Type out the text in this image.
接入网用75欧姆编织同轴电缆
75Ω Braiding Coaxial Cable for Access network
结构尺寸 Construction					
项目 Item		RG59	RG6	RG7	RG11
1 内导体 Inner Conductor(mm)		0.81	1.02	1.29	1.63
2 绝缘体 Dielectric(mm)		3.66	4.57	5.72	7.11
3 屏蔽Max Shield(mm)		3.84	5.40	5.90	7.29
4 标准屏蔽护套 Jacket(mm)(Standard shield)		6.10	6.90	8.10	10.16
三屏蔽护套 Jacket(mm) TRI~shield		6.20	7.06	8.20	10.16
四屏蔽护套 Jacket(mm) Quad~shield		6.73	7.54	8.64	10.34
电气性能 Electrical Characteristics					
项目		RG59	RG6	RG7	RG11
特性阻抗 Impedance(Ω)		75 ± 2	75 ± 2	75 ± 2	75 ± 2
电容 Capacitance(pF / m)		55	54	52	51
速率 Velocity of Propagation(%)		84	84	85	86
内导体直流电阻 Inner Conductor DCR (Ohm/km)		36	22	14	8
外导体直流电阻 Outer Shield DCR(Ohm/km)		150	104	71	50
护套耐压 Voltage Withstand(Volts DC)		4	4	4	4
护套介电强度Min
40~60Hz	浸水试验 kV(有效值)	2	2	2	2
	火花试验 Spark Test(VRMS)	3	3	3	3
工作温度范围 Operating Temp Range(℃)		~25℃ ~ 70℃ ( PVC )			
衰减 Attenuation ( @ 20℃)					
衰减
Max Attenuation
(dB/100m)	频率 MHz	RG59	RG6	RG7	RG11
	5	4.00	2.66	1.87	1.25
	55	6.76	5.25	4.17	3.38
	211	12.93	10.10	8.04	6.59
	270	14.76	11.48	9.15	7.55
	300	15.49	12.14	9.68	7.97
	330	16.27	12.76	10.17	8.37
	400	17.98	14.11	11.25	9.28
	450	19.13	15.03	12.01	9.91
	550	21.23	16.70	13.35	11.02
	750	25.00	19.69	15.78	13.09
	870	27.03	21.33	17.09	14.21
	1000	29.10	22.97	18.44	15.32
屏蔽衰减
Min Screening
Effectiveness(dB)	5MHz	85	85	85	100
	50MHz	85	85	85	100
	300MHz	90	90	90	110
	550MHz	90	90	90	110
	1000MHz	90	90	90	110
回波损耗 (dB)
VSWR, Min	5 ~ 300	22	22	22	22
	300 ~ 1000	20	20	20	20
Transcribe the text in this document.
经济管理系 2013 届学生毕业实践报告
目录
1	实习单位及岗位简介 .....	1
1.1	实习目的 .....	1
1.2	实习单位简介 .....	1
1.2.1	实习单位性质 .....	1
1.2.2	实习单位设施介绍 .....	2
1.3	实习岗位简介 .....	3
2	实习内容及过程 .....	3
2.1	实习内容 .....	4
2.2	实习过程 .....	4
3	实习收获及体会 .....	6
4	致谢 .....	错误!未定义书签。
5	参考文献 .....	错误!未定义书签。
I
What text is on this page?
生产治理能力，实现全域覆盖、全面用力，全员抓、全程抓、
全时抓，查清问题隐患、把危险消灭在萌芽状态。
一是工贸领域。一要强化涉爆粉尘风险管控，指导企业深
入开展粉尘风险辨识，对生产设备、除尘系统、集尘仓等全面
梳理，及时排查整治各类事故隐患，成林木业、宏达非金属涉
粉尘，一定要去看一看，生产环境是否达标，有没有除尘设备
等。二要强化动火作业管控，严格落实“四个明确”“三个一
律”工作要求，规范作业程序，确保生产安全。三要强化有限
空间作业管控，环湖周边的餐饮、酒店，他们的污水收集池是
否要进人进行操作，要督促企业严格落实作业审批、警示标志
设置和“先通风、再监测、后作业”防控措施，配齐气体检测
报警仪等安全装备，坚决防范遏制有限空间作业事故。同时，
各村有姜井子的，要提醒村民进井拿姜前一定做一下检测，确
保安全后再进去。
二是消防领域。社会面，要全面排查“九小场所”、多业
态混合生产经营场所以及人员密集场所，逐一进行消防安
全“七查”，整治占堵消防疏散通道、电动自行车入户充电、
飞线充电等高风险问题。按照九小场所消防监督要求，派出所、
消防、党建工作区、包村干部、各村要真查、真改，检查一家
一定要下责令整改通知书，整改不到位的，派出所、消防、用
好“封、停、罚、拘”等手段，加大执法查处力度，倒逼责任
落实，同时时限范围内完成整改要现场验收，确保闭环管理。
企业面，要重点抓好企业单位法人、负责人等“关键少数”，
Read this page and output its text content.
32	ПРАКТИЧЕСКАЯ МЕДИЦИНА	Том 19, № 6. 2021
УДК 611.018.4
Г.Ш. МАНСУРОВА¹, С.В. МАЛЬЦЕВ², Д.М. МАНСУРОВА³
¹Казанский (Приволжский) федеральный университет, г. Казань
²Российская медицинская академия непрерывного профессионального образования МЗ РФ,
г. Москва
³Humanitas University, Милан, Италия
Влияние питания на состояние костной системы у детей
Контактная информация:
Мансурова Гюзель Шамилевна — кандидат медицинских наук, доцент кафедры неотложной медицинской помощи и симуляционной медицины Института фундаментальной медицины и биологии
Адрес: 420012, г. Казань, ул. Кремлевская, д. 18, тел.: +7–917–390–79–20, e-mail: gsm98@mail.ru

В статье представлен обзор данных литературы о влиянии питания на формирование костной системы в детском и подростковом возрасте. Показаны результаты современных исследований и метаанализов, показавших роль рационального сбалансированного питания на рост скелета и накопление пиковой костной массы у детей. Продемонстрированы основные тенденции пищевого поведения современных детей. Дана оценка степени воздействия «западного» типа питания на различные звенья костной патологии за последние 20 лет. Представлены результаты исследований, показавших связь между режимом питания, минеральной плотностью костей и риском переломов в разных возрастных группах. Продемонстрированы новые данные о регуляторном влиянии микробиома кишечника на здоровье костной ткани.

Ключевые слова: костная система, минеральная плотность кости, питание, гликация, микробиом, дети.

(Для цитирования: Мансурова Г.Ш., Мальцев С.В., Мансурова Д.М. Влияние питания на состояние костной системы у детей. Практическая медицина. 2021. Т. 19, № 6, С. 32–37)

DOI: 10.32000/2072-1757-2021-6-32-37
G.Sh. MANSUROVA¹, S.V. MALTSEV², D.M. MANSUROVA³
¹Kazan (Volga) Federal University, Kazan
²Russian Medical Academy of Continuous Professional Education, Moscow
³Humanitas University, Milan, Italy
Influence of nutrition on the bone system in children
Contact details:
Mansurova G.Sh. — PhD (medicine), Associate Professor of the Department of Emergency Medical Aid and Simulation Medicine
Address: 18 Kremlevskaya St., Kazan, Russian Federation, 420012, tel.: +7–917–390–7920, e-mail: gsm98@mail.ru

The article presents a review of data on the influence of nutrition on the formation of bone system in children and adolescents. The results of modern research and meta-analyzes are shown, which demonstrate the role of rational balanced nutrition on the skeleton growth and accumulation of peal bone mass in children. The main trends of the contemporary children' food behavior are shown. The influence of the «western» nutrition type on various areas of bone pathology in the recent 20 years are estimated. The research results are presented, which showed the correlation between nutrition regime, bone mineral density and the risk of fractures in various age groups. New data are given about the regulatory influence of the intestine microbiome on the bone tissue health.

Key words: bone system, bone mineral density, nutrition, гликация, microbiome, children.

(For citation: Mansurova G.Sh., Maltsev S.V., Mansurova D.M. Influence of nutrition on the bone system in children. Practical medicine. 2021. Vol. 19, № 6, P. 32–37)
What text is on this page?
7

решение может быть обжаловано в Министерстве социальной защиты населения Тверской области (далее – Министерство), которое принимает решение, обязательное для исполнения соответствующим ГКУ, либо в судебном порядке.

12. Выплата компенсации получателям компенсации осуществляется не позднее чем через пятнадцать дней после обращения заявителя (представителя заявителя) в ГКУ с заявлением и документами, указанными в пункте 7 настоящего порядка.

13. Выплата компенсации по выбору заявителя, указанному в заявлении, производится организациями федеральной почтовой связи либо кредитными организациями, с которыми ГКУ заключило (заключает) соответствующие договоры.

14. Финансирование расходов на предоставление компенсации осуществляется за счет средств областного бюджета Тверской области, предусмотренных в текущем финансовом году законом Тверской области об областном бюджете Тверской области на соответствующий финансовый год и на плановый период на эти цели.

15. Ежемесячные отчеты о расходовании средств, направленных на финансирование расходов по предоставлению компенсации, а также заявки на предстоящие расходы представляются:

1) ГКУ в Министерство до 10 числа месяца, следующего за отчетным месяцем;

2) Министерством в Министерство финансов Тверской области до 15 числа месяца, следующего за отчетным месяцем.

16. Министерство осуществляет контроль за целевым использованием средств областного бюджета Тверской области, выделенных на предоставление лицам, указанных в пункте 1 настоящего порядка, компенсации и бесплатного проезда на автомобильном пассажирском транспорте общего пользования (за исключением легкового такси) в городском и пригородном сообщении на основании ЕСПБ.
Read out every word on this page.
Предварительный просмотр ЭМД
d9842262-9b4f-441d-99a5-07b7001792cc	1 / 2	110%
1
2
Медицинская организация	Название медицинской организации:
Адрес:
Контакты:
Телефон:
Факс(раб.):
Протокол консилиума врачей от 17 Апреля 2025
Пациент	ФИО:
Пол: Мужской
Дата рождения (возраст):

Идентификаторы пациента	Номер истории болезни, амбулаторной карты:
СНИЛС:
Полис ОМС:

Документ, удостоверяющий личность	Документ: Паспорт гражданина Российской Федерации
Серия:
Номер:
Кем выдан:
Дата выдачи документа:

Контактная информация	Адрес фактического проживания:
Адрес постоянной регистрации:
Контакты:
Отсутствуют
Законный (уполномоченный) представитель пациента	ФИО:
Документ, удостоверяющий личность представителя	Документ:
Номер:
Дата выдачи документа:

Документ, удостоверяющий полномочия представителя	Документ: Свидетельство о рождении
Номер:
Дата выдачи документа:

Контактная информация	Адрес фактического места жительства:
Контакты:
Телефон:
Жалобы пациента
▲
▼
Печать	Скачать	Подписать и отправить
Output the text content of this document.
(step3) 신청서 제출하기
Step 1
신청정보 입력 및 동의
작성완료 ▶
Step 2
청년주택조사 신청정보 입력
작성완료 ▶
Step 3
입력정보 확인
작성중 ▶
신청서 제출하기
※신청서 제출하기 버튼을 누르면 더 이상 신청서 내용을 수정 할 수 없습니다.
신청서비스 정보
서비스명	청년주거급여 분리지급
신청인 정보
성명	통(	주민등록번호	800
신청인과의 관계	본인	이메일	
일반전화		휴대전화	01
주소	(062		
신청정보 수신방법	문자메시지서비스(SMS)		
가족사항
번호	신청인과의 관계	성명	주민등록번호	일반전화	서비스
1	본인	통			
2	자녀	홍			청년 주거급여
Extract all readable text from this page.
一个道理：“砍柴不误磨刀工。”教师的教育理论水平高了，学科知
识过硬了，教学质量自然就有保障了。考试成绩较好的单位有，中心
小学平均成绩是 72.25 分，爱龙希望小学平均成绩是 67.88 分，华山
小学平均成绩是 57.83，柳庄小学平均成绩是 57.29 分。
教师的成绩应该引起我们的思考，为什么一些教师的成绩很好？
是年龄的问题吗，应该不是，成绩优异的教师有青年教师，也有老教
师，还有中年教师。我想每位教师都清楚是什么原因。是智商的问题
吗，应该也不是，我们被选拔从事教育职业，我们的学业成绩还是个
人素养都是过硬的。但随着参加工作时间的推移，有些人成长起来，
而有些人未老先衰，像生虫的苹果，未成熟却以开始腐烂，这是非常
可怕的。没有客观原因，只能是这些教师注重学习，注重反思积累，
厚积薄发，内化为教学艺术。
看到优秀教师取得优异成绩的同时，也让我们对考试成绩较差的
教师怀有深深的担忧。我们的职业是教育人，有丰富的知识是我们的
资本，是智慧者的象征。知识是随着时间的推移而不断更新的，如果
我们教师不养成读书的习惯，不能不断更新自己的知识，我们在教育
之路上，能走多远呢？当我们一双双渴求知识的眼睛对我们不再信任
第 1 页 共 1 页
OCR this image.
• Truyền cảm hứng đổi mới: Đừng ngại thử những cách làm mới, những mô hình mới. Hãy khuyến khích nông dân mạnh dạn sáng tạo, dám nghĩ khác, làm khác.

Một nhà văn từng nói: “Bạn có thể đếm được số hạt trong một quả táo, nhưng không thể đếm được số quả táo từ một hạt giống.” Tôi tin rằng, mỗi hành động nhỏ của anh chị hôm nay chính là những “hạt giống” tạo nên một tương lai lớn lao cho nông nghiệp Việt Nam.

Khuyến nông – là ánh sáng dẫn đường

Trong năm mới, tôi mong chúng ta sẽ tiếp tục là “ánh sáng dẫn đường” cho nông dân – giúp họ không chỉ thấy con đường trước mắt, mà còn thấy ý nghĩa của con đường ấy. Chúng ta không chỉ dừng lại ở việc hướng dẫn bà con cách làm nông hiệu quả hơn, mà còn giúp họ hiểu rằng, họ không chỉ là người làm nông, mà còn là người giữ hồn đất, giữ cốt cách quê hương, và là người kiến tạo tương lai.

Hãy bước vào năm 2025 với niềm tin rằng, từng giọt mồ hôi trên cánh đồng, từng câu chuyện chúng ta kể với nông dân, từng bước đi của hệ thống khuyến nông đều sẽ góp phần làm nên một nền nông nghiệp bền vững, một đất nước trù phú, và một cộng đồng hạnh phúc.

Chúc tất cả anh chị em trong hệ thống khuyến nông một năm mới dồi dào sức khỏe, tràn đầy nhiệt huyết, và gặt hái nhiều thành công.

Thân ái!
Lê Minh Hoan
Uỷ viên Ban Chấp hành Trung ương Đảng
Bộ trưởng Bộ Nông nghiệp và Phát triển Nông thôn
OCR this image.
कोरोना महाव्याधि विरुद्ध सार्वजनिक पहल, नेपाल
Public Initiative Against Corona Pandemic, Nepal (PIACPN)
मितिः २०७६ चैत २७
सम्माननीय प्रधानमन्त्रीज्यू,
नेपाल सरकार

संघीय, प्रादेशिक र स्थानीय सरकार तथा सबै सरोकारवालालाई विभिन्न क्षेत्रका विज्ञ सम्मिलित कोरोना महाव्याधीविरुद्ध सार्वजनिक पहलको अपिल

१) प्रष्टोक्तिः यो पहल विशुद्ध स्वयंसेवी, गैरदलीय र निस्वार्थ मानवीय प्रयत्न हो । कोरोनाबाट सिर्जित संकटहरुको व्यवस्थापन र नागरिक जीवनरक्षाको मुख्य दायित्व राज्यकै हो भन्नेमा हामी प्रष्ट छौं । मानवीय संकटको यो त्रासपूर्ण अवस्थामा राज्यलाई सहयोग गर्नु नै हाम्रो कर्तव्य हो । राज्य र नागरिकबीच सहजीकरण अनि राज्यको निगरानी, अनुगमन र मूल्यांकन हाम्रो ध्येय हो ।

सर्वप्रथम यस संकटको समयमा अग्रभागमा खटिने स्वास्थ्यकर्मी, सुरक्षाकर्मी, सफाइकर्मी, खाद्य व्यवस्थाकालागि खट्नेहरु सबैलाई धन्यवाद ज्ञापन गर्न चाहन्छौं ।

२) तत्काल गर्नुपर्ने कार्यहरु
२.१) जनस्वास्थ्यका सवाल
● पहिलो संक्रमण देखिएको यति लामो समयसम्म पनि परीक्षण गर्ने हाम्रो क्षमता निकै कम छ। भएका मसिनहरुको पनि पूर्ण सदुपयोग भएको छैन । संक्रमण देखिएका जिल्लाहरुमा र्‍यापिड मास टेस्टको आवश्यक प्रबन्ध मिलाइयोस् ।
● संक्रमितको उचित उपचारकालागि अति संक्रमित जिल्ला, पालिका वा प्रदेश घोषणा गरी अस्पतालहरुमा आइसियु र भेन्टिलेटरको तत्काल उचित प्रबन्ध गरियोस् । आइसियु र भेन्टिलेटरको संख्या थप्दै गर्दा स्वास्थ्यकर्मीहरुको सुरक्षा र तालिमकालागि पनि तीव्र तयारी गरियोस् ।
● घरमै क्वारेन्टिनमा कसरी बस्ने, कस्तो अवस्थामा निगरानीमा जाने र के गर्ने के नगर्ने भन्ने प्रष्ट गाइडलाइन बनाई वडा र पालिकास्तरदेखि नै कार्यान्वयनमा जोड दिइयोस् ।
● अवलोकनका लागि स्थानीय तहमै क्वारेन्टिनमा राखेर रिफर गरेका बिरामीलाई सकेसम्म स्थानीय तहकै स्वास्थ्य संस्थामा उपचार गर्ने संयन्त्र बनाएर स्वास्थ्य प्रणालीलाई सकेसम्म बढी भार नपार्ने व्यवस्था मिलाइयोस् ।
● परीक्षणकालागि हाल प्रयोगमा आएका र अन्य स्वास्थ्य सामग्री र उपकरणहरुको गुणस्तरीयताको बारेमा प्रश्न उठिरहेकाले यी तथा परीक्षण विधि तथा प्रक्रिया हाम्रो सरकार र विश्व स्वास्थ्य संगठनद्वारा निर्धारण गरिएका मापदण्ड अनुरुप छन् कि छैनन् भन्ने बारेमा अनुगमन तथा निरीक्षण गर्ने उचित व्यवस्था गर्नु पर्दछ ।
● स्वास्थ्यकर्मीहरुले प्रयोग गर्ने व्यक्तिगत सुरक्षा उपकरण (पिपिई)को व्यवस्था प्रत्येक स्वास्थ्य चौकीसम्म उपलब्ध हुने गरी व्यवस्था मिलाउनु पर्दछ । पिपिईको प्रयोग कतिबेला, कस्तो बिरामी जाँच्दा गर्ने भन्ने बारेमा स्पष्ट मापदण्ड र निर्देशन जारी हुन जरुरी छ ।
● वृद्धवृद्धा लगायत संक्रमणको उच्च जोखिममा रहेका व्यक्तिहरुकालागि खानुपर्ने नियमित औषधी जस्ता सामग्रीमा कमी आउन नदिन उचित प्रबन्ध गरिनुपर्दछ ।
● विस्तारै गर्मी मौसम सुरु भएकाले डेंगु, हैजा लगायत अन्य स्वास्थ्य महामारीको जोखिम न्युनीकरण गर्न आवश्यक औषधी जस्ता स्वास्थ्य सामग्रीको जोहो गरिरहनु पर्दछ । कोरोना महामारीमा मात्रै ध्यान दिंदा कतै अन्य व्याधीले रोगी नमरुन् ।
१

_ _ _ _

▶ [What is expected]:
What is the number of lines above that hold the string "Conductor"? Answer with that number alone.

▶ [Full output]:
2